__Given problem__. Each line below either holds the string "glyph" or doesn't. Count those that do and give only the number.

==== Records for this exercise

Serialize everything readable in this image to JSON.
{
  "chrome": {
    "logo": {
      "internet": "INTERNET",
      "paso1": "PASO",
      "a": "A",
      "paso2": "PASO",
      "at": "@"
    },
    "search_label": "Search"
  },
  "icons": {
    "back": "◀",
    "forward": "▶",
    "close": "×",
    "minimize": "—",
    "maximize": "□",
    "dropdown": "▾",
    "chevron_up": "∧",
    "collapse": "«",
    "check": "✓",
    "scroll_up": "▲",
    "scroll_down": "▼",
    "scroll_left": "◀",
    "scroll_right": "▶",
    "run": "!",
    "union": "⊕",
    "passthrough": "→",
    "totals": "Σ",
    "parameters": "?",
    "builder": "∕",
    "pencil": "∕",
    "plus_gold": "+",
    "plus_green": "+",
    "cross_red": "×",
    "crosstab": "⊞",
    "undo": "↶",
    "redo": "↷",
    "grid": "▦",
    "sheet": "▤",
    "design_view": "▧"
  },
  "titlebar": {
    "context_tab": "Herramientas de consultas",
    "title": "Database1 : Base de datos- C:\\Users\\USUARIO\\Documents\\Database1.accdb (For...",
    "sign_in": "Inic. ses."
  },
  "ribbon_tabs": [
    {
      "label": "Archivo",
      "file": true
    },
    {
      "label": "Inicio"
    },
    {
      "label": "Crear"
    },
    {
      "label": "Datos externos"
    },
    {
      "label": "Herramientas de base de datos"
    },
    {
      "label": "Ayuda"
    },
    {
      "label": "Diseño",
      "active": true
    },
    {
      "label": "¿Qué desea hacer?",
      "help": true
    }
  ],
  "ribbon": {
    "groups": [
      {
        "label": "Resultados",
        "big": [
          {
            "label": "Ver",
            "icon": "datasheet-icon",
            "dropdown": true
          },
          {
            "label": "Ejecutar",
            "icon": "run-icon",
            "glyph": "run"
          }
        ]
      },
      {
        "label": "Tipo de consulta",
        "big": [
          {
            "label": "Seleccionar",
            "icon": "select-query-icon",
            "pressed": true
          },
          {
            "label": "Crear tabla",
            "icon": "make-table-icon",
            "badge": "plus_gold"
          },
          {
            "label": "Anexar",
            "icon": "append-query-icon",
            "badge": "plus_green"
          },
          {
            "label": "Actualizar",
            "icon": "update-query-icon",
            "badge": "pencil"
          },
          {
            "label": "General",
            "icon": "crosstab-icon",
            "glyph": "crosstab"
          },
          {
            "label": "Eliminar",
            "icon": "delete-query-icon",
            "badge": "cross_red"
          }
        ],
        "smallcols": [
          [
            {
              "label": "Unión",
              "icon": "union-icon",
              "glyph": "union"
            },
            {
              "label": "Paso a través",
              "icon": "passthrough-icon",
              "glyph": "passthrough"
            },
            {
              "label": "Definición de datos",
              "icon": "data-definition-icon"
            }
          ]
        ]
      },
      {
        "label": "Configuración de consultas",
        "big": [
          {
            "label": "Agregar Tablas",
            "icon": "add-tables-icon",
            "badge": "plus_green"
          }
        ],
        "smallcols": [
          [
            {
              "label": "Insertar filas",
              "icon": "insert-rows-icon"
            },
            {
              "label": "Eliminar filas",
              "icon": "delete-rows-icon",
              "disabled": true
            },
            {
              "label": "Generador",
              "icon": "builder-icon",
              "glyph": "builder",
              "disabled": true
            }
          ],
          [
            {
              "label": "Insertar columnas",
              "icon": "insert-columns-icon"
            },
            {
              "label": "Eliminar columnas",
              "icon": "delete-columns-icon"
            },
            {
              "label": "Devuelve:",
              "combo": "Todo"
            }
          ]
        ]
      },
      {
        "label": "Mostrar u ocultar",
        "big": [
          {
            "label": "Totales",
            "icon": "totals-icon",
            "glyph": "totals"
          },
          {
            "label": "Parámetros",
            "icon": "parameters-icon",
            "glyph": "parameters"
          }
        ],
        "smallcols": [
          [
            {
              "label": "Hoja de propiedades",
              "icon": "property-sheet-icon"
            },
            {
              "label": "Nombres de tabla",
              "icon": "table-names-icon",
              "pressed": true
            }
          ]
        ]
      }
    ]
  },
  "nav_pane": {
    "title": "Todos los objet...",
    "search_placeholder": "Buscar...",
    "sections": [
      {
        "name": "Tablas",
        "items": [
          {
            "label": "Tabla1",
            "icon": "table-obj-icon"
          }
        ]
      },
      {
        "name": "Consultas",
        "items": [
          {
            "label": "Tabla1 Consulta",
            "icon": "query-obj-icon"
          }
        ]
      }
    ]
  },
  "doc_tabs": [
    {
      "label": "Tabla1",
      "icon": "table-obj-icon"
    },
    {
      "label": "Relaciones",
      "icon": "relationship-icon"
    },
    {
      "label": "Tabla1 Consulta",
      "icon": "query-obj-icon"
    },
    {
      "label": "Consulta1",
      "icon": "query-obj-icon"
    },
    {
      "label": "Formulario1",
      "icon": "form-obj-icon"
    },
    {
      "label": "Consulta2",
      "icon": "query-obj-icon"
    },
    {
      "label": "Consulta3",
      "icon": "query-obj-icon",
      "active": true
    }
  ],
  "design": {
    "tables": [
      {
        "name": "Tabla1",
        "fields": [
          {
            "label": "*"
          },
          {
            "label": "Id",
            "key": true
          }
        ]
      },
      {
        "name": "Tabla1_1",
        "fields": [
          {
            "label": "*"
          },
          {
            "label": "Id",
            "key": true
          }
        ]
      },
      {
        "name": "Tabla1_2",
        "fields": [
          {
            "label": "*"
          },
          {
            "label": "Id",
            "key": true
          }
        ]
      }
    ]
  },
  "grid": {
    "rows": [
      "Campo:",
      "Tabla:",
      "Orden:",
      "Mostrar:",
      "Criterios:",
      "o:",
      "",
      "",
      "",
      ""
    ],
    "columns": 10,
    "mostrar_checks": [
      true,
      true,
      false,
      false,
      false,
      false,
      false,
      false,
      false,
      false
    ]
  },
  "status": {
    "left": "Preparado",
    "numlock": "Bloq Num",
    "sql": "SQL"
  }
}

========

__Correct result__. 7